[Collected data]
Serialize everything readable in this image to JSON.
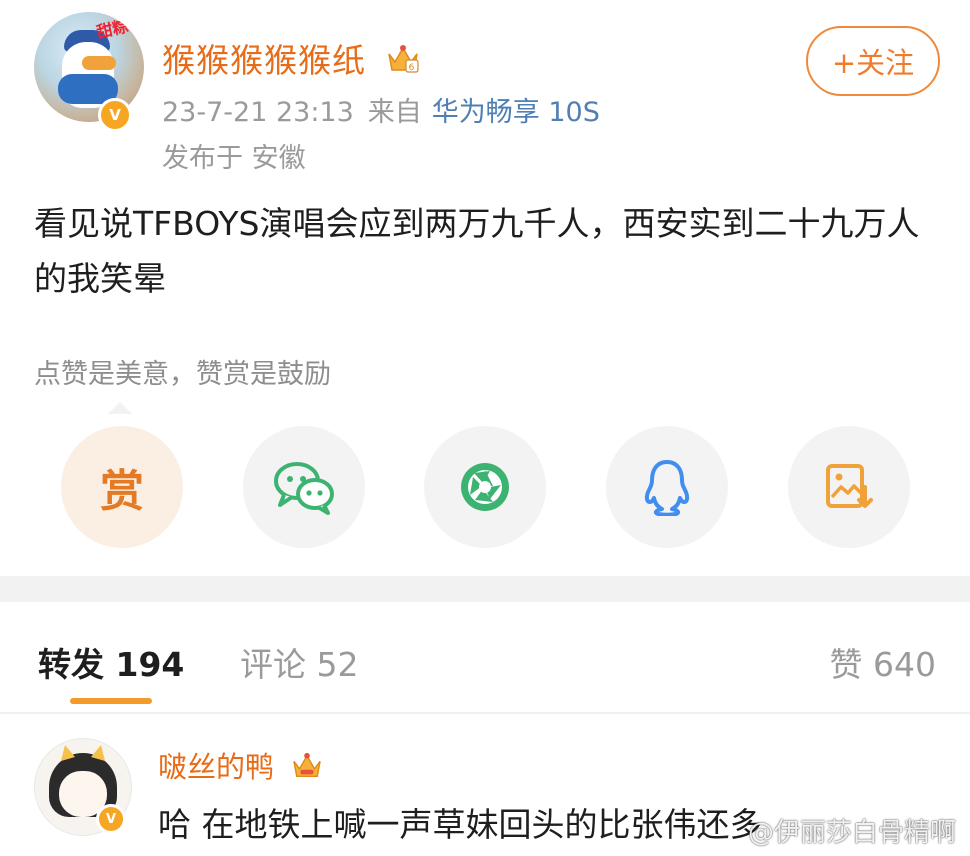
{
  "post": {
    "username": "猴猴猴猴猴纸",
    "time": "23-7-21 23:13",
    "from_label": "来自",
    "source": "华为畅享 10S",
    "location": "发布于 安徽",
    "body": "看见说TFBOYS演唱会应到两万九千人，西安实到二十九万人的我笑晕",
    "follow_label": "+关注",
    "avatar_text": "甜粽了",
    "verified_mark": "V"
  },
  "reward": {
    "hint": "点赞是美意，赞赏是鼓励",
    "reward_label": "赏"
  },
  "share_icons": [
    "reward-icon",
    "wechat-icon",
    "moments-icon",
    "qq-icon",
    "save-image-icon"
  ],
  "tabs": {
    "repost": "转发 194",
    "comments": "评论 52",
    "likes": "赞 640"
  },
  "comment": {
    "username": "啵丝的鸭",
    "text": "哈 在地铁上喊一声草妹回头的比张伟还多",
    "verified_mark": "V"
  },
  "watermark": "@伊丽莎白骨精啊",
  "colors": {
    "accent": "#e86b17",
    "link": "#4f7fb3",
    "reward_bg": "#fbefe4",
    "wechat": "#3cb371",
    "qq": "#3f8ef0",
    "tab_underline": "#f39b2a"
  }
}
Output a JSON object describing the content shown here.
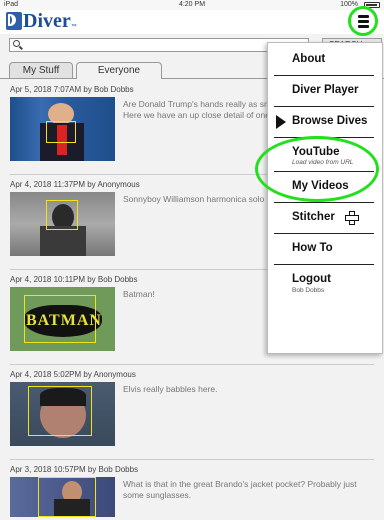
{
  "status_bar": {
    "device": "iPad",
    "time": "4:20 PM",
    "battery": "100%"
  },
  "app": {
    "logo_text": "Diver",
    "trademark": "™"
  },
  "search": {
    "placeholder": "",
    "button_label": "SEARCH"
  },
  "tabs": [
    {
      "label": "My Stuff",
      "active": false
    },
    {
      "label": "Everyone",
      "active": true
    }
  ],
  "feed": [
    {
      "meta": "Apr 5, 2018 7:07AM by Bob Dobbs",
      "description": "Are Donald Trump's hands really as small as they say?! Maybe? Here we have an up close detail of one of the alleged \"tiny hands.\""
    },
    {
      "meta": "Apr 4, 2018 11:37PM by Anonymous",
      "description": "Sonnyboy Williamson harmonica solo"
    },
    {
      "meta": "Apr 4, 2018 10:11PM by Bob Dobbs",
      "description": "Batman!",
      "thumb_text": "BATMAN"
    },
    {
      "meta": "Apr 4, 2018 5:02PM by Anonymous",
      "description": "Elvis really babbles here."
    },
    {
      "meta": "Apr 3, 2018 10:57PM by Bob Dobbs",
      "description": "What is that in the great Brando's jacket pocket? Probably just some sunglasses."
    }
  ],
  "menu": {
    "items": [
      {
        "label": "About"
      },
      {
        "label": "Diver Player"
      },
      {
        "label": "Browse Dives",
        "current": true
      },
      {
        "label": "YouTube",
        "sub": "Load video from URL"
      },
      {
        "label": "My Videos"
      },
      {
        "label": "Stitcher"
      },
      {
        "label": "How To"
      },
      {
        "label": "Logout",
        "sub": "Bob Dobbs"
      }
    ]
  },
  "colors": {
    "highlight_green": "#22e01c",
    "selection_yellow": "#f0e414",
    "brand_blue": "#1d4d94"
  }
}
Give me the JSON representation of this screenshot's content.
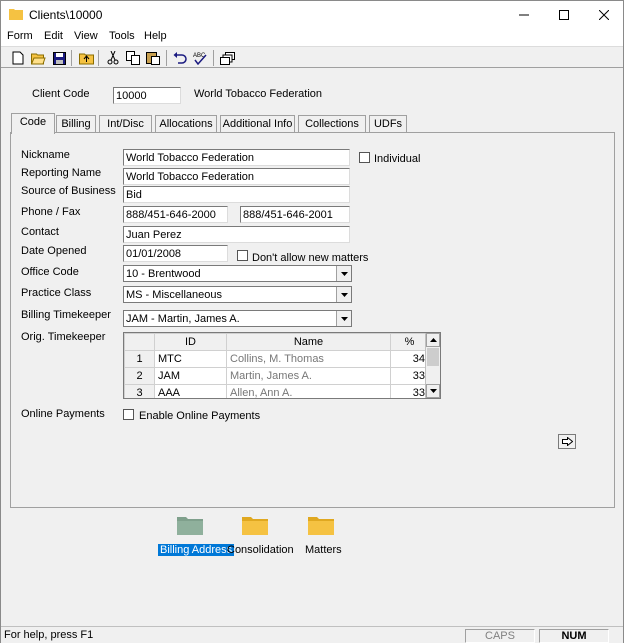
{
  "window": {
    "title": "Clients\\10000"
  },
  "menu": [
    "Form",
    "Edit",
    "View",
    "Tools",
    "Help"
  ],
  "header": {
    "client_code_label": "Client Code",
    "client_code_value": "10000",
    "client_name": "World Tobacco Federation"
  },
  "tabs": [
    "Code",
    "Billing",
    "Int/Disc",
    "Allocations",
    "Additional Info",
    "Collections",
    "UDFs"
  ],
  "form": {
    "nickname_label": "Nickname",
    "nickname_value": "World Tobacco Federation",
    "individual_label": "Individual",
    "reporting_label": "Reporting Name",
    "reporting_value": "World Tobacco Federation",
    "source_label": "Source of Business",
    "source_value": "Bid",
    "phone_label": "Phone / Fax",
    "phone_value": "888/451-646-2000",
    "fax_value": "888/451-646-2001",
    "contact_label": "Contact",
    "contact_value": "Juan Perez",
    "date_label": "Date Opened",
    "date_value": "01/01/2008",
    "dont_allow_label": "Don't allow new matters",
    "office_label": "Office Code",
    "office_value": "10 - Brentwood",
    "practice_label": "Practice Class",
    "practice_value": "MS - Miscellaneous",
    "billing_tk_label": "Billing Timekeeper",
    "billing_tk_value": "JAM - Martin, James A.",
    "orig_tk_label": "Orig. Timekeeper",
    "online_label": "Online Payments",
    "enable_online_label": "Enable Online Payments"
  },
  "grid": {
    "headers": [
      "ID",
      "Name",
      "%"
    ],
    "rows": [
      {
        "num": "1",
        "id": "MTC",
        "name": "Collins, M. Thomas",
        "pct": "34"
      },
      {
        "num": "2",
        "id": "JAM",
        "name": "Martin, James A.",
        "pct": "33"
      },
      {
        "num": "3",
        "id": "AAA",
        "name": "Allen, Ann A.",
        "pct": "33"
      }
    ]
  },
  "folders": [
    "Billing Address",
    "Consolidation",
    "Matters"
  ],
  "status": {
    "help": "For help, press F1",
    "caps": "CAPS",
    "num": "NUM"
  },
  "colors": {
    "folder_selected": "#7fa08c",
    "folder": "#f5c242",
    "selection": "#0078d7"
  }
}
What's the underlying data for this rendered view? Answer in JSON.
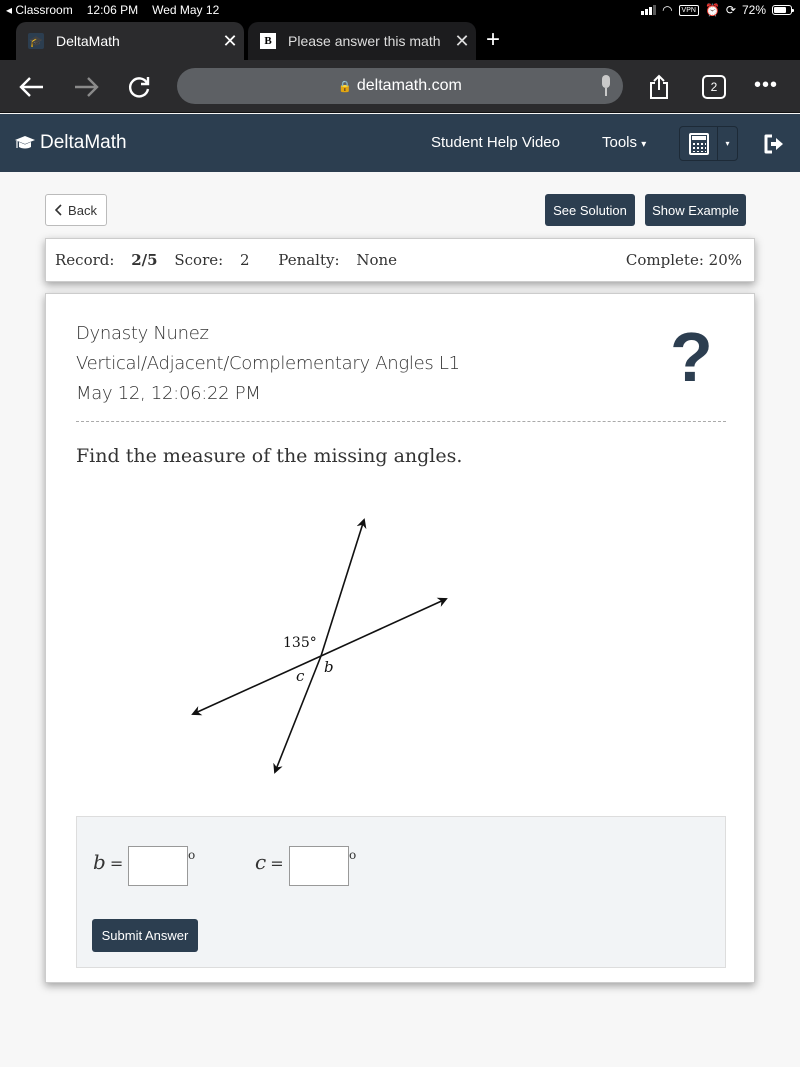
{
  "status_bar": {
    "back_app": "Classroom",
    "time": "12:06 PM",
    "date": "Wed May 12",
    "vpn": "VPN",
    "battery": "72%",
    "battery_level": 0.72
  },
  "browser": {
    "tabs": [
      {
        "title": "DeltaMath",
        "favicon": "graduation-cap",
        "active": true
      },
      {
        "title": "Please answer this math",
        "favicon": "B",
        "active": false
      }
    ],
    "new_tab": "+",
    "close": "✕",
    "url": "deltamath.com",
    "tab_count": "2",
    "more": "•••"
  },
  "navbar": {
    "brand": "DeltaMath",
    "help_video": "Student Help Video",
    "tools": "Tools",
    "tools_caret": "▾",
    "calc_caret": "▾"
  },
  "actions": {
    "back": "Back",
    "see_solution": "See Solution",
    "show_example": "Show Example"
  },
  "record": {
    "record_label": "Record:",
    "record_value": "2/5",
    "score_label": "Score:",
    "score_value": "2",
    "penalty_label": "Penalty:",
    "penalty_value": "None",
    "complete_label": "Complete:",
    "complete_value": "20%"
  },
  "problem": {
    "student": "Dynasty Nunez",
    "skill": "Vertical/Adjacent/Complementary Angles L1",
    "timestamp": "May 12, 12:06:22 PM",
    "help_icon": "?",
    "prompt": "Find the measure of the missing angles.",
    "diagram": {
      "given_angle": "135°",
      "label_b": "b",
      "label_c": "c"
    }
  },
  "answer": {
    "b_label": "b",
    "c_label": "c",
    "equals": "=",
    "degree": "o",
    "b_value": "",
    "c_value": "",
    "submit": "Submit Answer"
  }
}
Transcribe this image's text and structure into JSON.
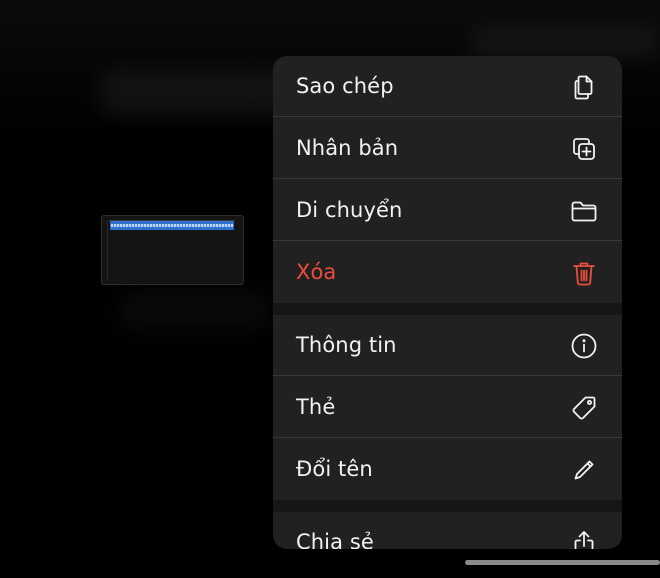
{
  "context_menu": {
    "groups": [
      [
        {
          "label": "Sao chép",
          "icon": "copy-icon"
        },
        {
          "label": "Nhân bản",
          "icon": "duplicate-icon"
        },
        {
          "label": "Di chuyển",
          "icon": "folder-icon"
        },
        {
          "label": "Xóa",
          "icon": "trash-icon",
          "color": "#eb4d3d"
        }
      ],
      [
        {
          "label": "Thông tin",
          "icon": "info-icon"
        },
        {
          "label": "Thẻ",
          "icon": "tag-icon"
        },
        {
          "label": "Đổi tên",
          "icon": "pencil-icon"
        }
      ],
      [
        {
          "label": "Chia sẻ",
          "icon": "share-icon"
        }
      ]
    ]
  },
  "colors": {
    "menu_background": "#212121",
    "text": "#f2f2f2",
    "destructive": "#eb4d3d",
    "thumbnail_track": "#2f6fd0"
  }
}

§ Task brief
Every line of text is to be repeated exactly; pictures are left out.

§ Solution to this task
Serialize everything readable in this image to JSON.
{
  "post": {
    "username": "猴猴猴猴猴纸",
    "time": "23-7-21 23:13",
    "from_label": "来自",
    "source": "华为畅享 10S",
    "location": "发布于 安徽",
    "body": "看见说TFBOYS演唱会应到两万九千人，西安实到二十九万人的我笑晕",
    "follow_label": "+关注",
    "avatar_text": "甜粽了",
    "verified_mark": "V"
  },
  "reward": {
    "hint": "点赞是美意，赞赏是鼓励",
    "reward_label": "赏"
  },
  "share_icons": [
    "reward-icon",
    "wechat-icon",
    "moments-icon",
    "qq-icon",
    "save-image-icon"
  ],
  "tabs": {
    "repost": "转发 194",
    "comments": "评论 52",
    "likes": "赞 640"
  },
  "comment": {
    "username": "啵丝的鸭",
    "text": "哈 在地铁上喊一声草妹回头的比张伟还多",
    "verified_mark": "V"
  },
  "watermark": "@伊丽莎白骨精啊",
  "colors": {
    "accent": "#e86b17",
    "link": "#4f7fb3",
    "reward_bg": "#fbefe4",
    "wechat": "#3cb371",
    "qq": "#3f8ef0",
    "tab_underline": "#f39b2a"
  }
}
Output a JSON object describing the content shown here.
{
  "status_bar": {
    "device": "iPad",
    "time": "4:20 PM",
    "battery": "100%"
  },
  "app": {
    "logo_text": "Diver",
    "trademark": "™"
  },
  "search": {
    "placeholder": "",
    "button_label": "SEARCH"
  },
  "tabs": [
    {
      "label": "My Stuff",
      "active": false
    },
    {
      "label": "Everyone",
      "active": true
    }
  ],
  "feed": [
    {
      "meta": "Apr 5, 2018 7:07AM by Bob Dobbs",
      "description": "Are Donald Trump's hands really as small as they say?! Maybe? Here we have an up close detail of one of the alleged \"tiny hands.\""
    },
    {
      "meta": "Apr 4, 2018 11:37PM by Anonymous",
      "description": "Sonnyboy Williamson harmonica solo"
    },
    {
      "meta": "Apr 4, 2018 10:11PM by Bob Dobbs",
      "description": "Batman!",
      "thumb_text": "BATMAN"
    },
    {
      "meta": "Apr 4, 2018 5:02PM by Anonymous",
      "description": "Elvis really babbles here."
    },
    {
      "meta": "Apr 3, 2018 10:57PM by Bob Dobbs",
      "description": "What is that in the great Brando's jacket pocket? Probably just some sunglasses."
    }
  ],
  "menu": {
    "items": [
      {
        "label": "About"
      },
      {
        "label": "Diver Player"
      },
      {
        "label": "Browse Dives",
        "current": true
      },
      {
        "label": "YouTube",
        "sub": "Load video from URL"
      },
      {
        "label": "My Videos"
      },
      {
        "label": "Stitcher"
      },
      {
        "label": "How To"
      },
      {
        "label": "Logout",
        "sub": "Bob Dobbs"
      }
    ]
  },
  "colors": {
    "highlight_green": "#22e01c",
    "selection_yellow": "#f0e414",
    "brand_blue": "#1d4d94"
  }
}
Give me the JSON representation of this screenshot's content.
{
  "window": {
    "title": "Clients\\10000"
  },
  "menu": [
    "Form",
    "Edit",
    "View",
    "Tools",
    "Help"
  ],
  "header": {
    "client_code_label": "Client Code",
    "client_code_value": "10000",
    "client_name": "World Tobacco Federation"
  },
  "tabs": [
    "Code",
    "Billing",
    "Int/Disc",
    "Allocations",
    "Additional Info",
    "Collections",
    "UDFs"
  ],
  "form": {
    "nickname_label": "Nickname",
    "nickname_value": "World Tobacco Federation",
    "individual_label": "Individual",
    "reporting_label": "Reporting Name",
    "reporting_value": "World Tobacco Federation",
    "source_label": "Source of Business",
    "source_value": "Bid",
    "phone_label": "Phone / Fax",
    "phone_value": "888/451-646-2000",
    "fax_value": "888/451-646-2001",
    "contact_label": "Contact",
    "contact_value": "Juan Perez",
    "date_label": "Date Opened",
    "date_value": "01/01/2008",
    "dont_allow_label": "Don't allow new matters",
    "office_label": "Office Code",
    "office_value": "10 - Brentwood",
    "practice_label": "Practice Class",
    "practice_value": "MS - Miscellaneous",
    "billing_tk_label": "Billing Timekeeper",
    "billing_tk_value": "JAM - Martin, James A.",
    "orig_tk_label": "Orig. Timekeeper",
    "online_label": "Online Payments",
    "enable_online_label": "Enable Online Payments"
  },
  "grid": {
    "headers": [
      "ID",
      "Name",
      "%"
    ],
    "rows": [
      {
        "num": "1",
        "id": "MTC",
        "name": "Collins, M. Thomas",
        "pct": "34"
      },
      {
        "num": "2",
        "id": "JAM",
        "name": "Martin, James A.",
        "pct": "33"
      },
      {
        "num": "3",
        "id": "AAA",
        "name": "Allen, Ann A.",
        "pct": "33"
      }
    ]
  },
  "folders": [
    "Billing Address",
    "Consolidation",
    "Matters"
  ],
  "status": {
    "help": "For help, press F1",
    "caps": "CAPS",
    "num": "NUM"
  },
  "colors": {
    "folder_selected": "#7fa08c",
    "folder": "#f5c242",
    "selection": "#0078d7"
  }
}
What's the underlying data for this rendered view? Answer in JSON.
{
  "status_bar": {
    "back_app": "Classroom",
    "time": "12:06 PM",
    "date": "Wed May 12",
    "vpn": "VPN",
    "battery": "72%",
    "battery_level": 0.72
  },
  "browser": {
    "tabs": [
      {
        "title": "DeltaMath",
        "favicon": "graduation-cap",
        "active": true
      },
      {
        "title": "Please answer this math",
        "favicon": "B",
        "active": false
      }
    ],
    "new_tab": "+",
    "close": "✕",
    "url": "deltamath.com",
    "tab_count": "2",
    "more": "•••"
  },
  "navbar": {
    "brand": "DeltaMath",
    "help_video": "Student Help Video",
    "tools": "Tools",
    "tools_caret": "▾",
    "calc_caret": "▾"
  },
  "actions": {
    "back": "Back",
    "see_solution": "See Solution",
    "show_example": "Show Example"
  },
  "record": {
    "record_label": "Record:",
    "record_value": "2/5",
    "score_label": "Score:",
    "score_value": "2",
    "penalty_label": "Penalty:",
    "penalty_value": "None",
    "complete_label": "Complete:",
    "complete_value": "20%"
  },
  "problem": {
    "student": "Dynasty Nunez",
    "skill": "Vertical/Adjacent/Complementary Angles L1",
    "timestamp": "May 12, 12:06:22 PM",
    "help_icon": "?",
    "prompt": "Find the measure of the missing angles.",
    "diagram": {
      "given_angle": "135°",
      "label_b": "b",
      "label_c": "c"
    }
  },
  "answer": {
    "b_label": "b",
    "c_label": "c",
    "equals": "=",
    "degree": "o",
    "b_value": "",
    "c_value": "",
    "submit": "Submit Answer"
  }
}
Transcribe this image's text and structure into JSON.
{
  "context_menu": {
    "groups": [
      [
        {
          "label": "Sao chép",
          "icon": "copy-icon"
        },
        {
          "label": "Nhân bản",
          "icon": "duplicate-icon"
        },
        {
          "label": "Di chuyển",
          "icon": "folder-icon"
        },
        {
          "label": "Xóa",
          "icon": "trash-icon",
          "color": "#eb4d3d"
        }
      ],
      [
        {
          "label": "Thông tin",
          "icon": "info-icon"
        },
        {
          "label": "Thẻ",
          "icon": "tag-icon"
        },
        {
          "label": "Đổi tên",
          "icon": "pencil-icon"
        }
      ],
      [
        {
          "label": "Chia sẻ",
          "icon": "share-icon"
        }
      ]
    ]
  },
  "colors": {
    "menu_background": "#212121",
    "text": "#f2f2f2",
    "destructive": "#eb4d3d",
    "thumbnail_track": "#2f6fd0"
  }
}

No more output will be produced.